● **The request**: Copy nothing but the text: reproduce each line of the listing exactly and leave the pictures out.

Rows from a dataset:
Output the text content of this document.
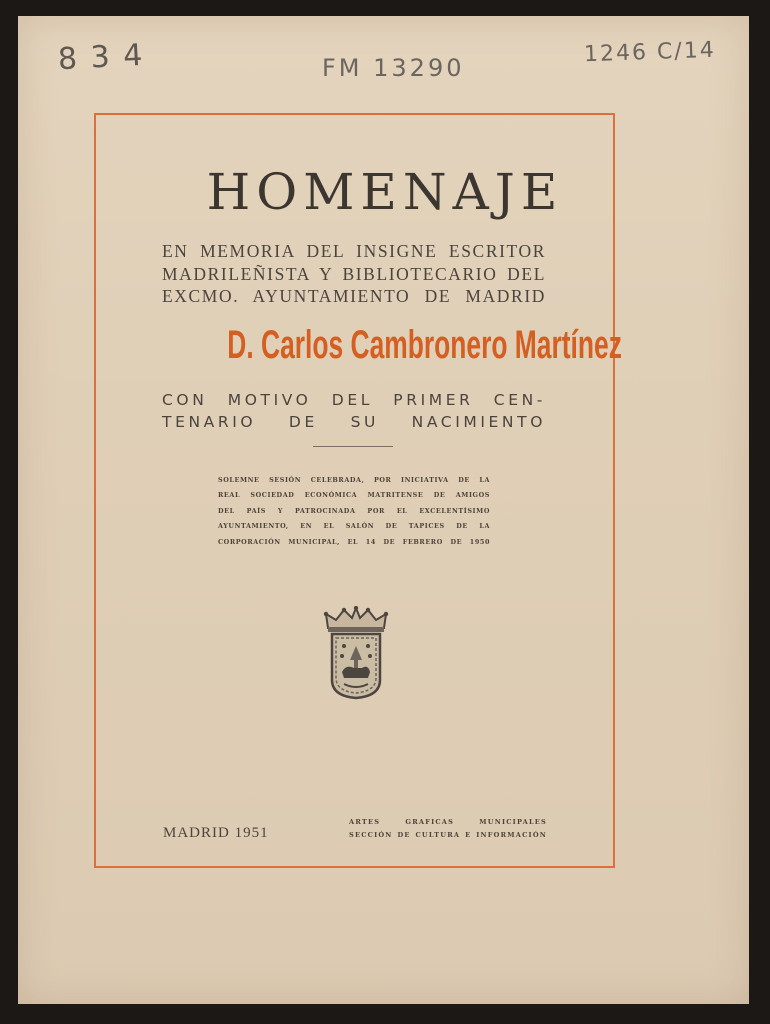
8 3 4	FM 13290
1246 C/14
HOMENAJE
EN MEMORIA DEL INSIGNE ESCRITOR
MADRILEÑISTA Y BIBLIOTECARIO DEL
EXCMO. AYUNTAMIENTO DE MADRID
D. Carlos Cambronero Martínez
CON MOTIVO DEL PRIMER CEN-
TENARIO DE SU NACIMIENTO
SOLEMNE SESIÓN CELEBRADA, POR INICIATIVA DE LA
REAL SOCIEDAD ECONÓMICA MATRITENSE DE AMIGOS
DEL PAÍS Y PATROCINADA POR EL EXCELENTÍSIMO
AYUNTAMIENTO, EN EL SALÓN DE TAPICES DE LA
CORPORACIÓN MUNICIPAL, EL 14 DE FEBRERO DE 1950
MADRID 1951
ARTES GRAFICAS MUNICIPALES
SECCIÓN DE CULTURA E INFORMACIÓN
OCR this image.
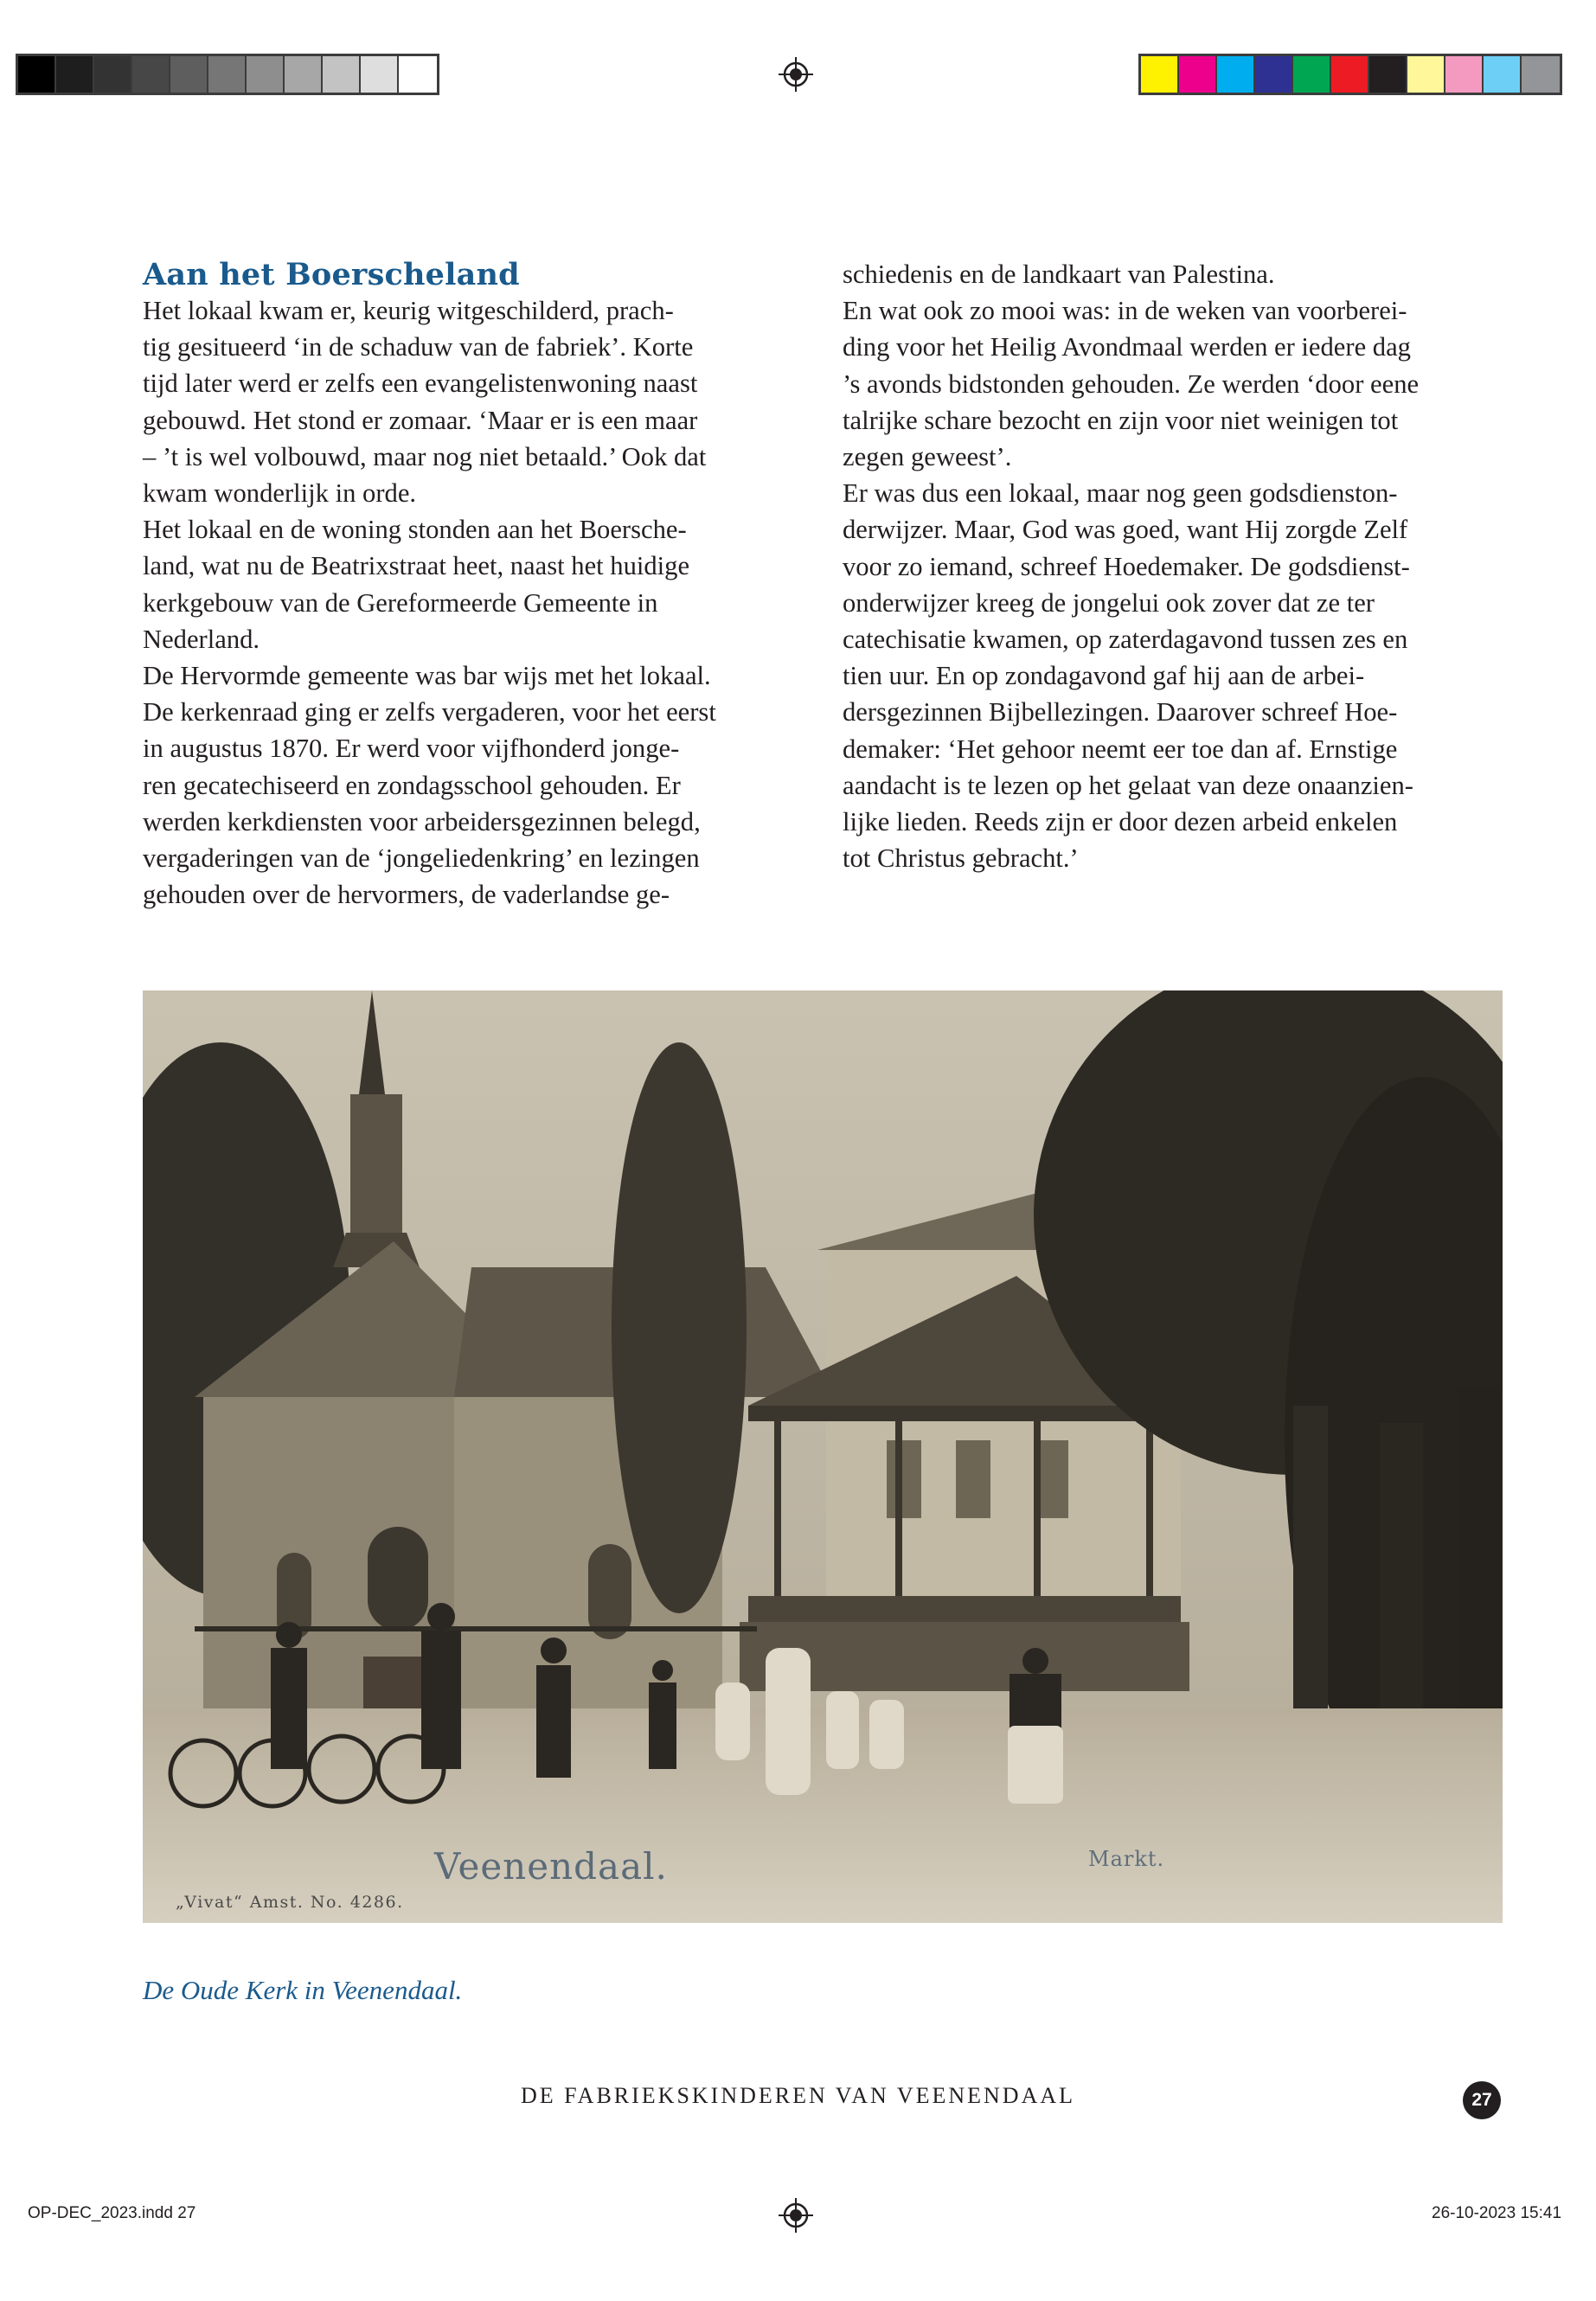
Aan het Boerscheland

Het lokaal kwam er, keurig witgeschilderd, prach-

tig gesitueerd ‘in de schaduw van de fabriek’. Korte

tijd later werd er zelfs een evangelistenwoning naast

gebouwd. Het stond er zomaar. ‘Maar er is een maar

– ’t is wel volbouwd, maar nog niet betaald.’ Ook dat

kwam wonderlijk in orde.

Het lokaal en de woning stonden aan het Boersche-

land, wat nu de Beatrixstraat heet, naast het huidige

kerkgebouw van de Gereformeerde Gemeente in

Nederland.

De Hervormde gemeente was bar wijs met het lokaal.

De kerkenraad ging er zelfs vergaderen, voor het eerst

in augustus 1870. Er werd voor vijfhonderd jonge-

ren gecatechiseerd en zondagsschool gehouden. Er

werden kerkdiensten voor arbeidersgezinnen belegd,

vergaderingen van de ‘jongeliedenkring’ en lezingen

gehouden over de hervormers, de vaderlandse ge-

schiedenis en de landkaart van Palestina.

En wat ook zo mooi was: in de weken van voorberei-

ding voor het Heilig Avondmaal werden er iedere dag

’s avonds bidstonden gehouden. Ze werden ‘door eene

talrijke schare bezocht en zijn voor niet weinigen tot

zegen geweest’.

Er was dus een lokaal, maar nog geen godsdienston-

derwijzer. Maar, God was goed, want Hij zorgde Zelf

voor zo iemand, schreef Hoedemaker. De godsdienst-

onderwijzer kreeg de jongelui ook zover dat ze ter

catechisatie kwamen, op zaterdagavond tussen zes en

tien uur. En op zondagavond gaf hij aan de arbei-

dersgezinnen Bijbellezingen. Daarover schreef Hoe-

demaker: ‘Het gehoor neemt eer toe dan af. Ernstige

aandacht is te lezen op het gelaat van deze onaanzien-

lijke lieden. Reeds zijn er door dezen arbeid enkelen

tot Christus gebracht.’

Veenendaal.	Markt.
„Vivat“ Amst. No. 4286.
De Oude Kerk in Veenendaal.
DE FABRIEKSKINDEREN VAN VEENENDAAL	27
OP-DEC_2023.indd 27	26-10-2023 15:41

● **Solution**:
Output the text content of this document.
8 3 4	FM 13290
1246 C/14
HOMENAJE
EN MEMORIA DEL INSIGNE ESCRITOR
MADRILEÑISTA Y BIBLIOTECARIO DEL
EXCMO. AYUNTAMIENTO DE MADRID
D. Carlos Cambronero Martínez
CON MOTIVO DEL PRIMER CEN-
TENARIO DE SU NACIMIENTO
SOLEMNE SESIÓN CELEBRADA, POR INICIATIVA DE LA
REAL SOCIEDAD ECONÓMICA MATRITENSE DE AMIGOS
DEL PAÍS Y PATROCINADA POR EL EXCELENTÍSIMO
AYUNTAMIENTO, EN EL SALÓN DE TAPICES DE LA
CORPORACIÓN MUNICIPAL, EL 14 DE FEBRERO DE 1950
MADRID 1951
ARTES GRAFICAS MUNICIPALES
SECCIÓN DE CULTURA E INFORMACIÓN
OCR this image.
Aan het Boerscheland

Het lokaal kwam er, keurig witgeschilderd, prach-

tig gesitueerd ‘in de schaduw van de fabriek’. Korte

tijd later werd er zelfs een evangelistenwoning naast

gebouwd. Het stond er zomaar. ‘Maar er is een maar

– ’t is wel volbouwd, maar nog niet betaald.’ Ook dat

kwam wonderlijk in orde.

Het lokaal en de woning stonden aan het Boersche-

land, wat nu de Beatrixstraat heet, naast het huidige

kerkgebouw van de Gereformeerde Gemeente in

Nederland.

De Hervormde gemeente was bar wijs met het lokaal.

De kerkenraad ging er zelfs vergaderen, voor het eerst

in augustus 1870. Er werd voor vijfhonderd jonge-

ren gecatechiseerd en zondagsschool gehouden. Er

werden kerkdiensten voor arbeidersgezinnen belegd,

vergaderingen van de ‘jongeliedenkring’ en lezingen

gehouden over de hervormers, de vaderlandse ge-

schiedenis en de landkaart van Palestina.

En wat ook zo mooi was: in de weken van voorberei-

ding voor het Heilig Avondmaal werden er iedere dag

’s avonds bidstonden gehouden. Ze werden ‘door eene

talrijke schare bezocht en zijn voor niet weinigen tot

zegen geweest’.

Er was dus een lokaal, maar nog geen godsdienston-

derwijzer. Maar, God was goed, want Hij zorgde Zelf

voor zo iemand, schreef Hoedemaker. De godsdienst-

onderwijzer kreeg de jongelui ook zover dat ze ter

catechisatie kwamen, op zaterdagavond tussen zes en

tien uur. En op zondagavond gaf hij aan de arbei-

dersgezinnen Bijbellezingen. Daarover schreef Hoe-

demaker: ‘Het gehoor neemt eer toe dan af. Ernstige

aandacht is te lezen op het gelaat van deze onaanzien-

lijke lieden. Reeds zijn er door dezen arbeid enkelen

tot Christus gebracht.’

Veenendaal.	Markt.
„Vivat“ Amst. No. 4286.
De Oude Kerk in Veenendaal.
DE FABRIEKSKINDEREN VAN VEENENDAAL	27
OP-DEC_2023.indd 27	26-10-2023 15:41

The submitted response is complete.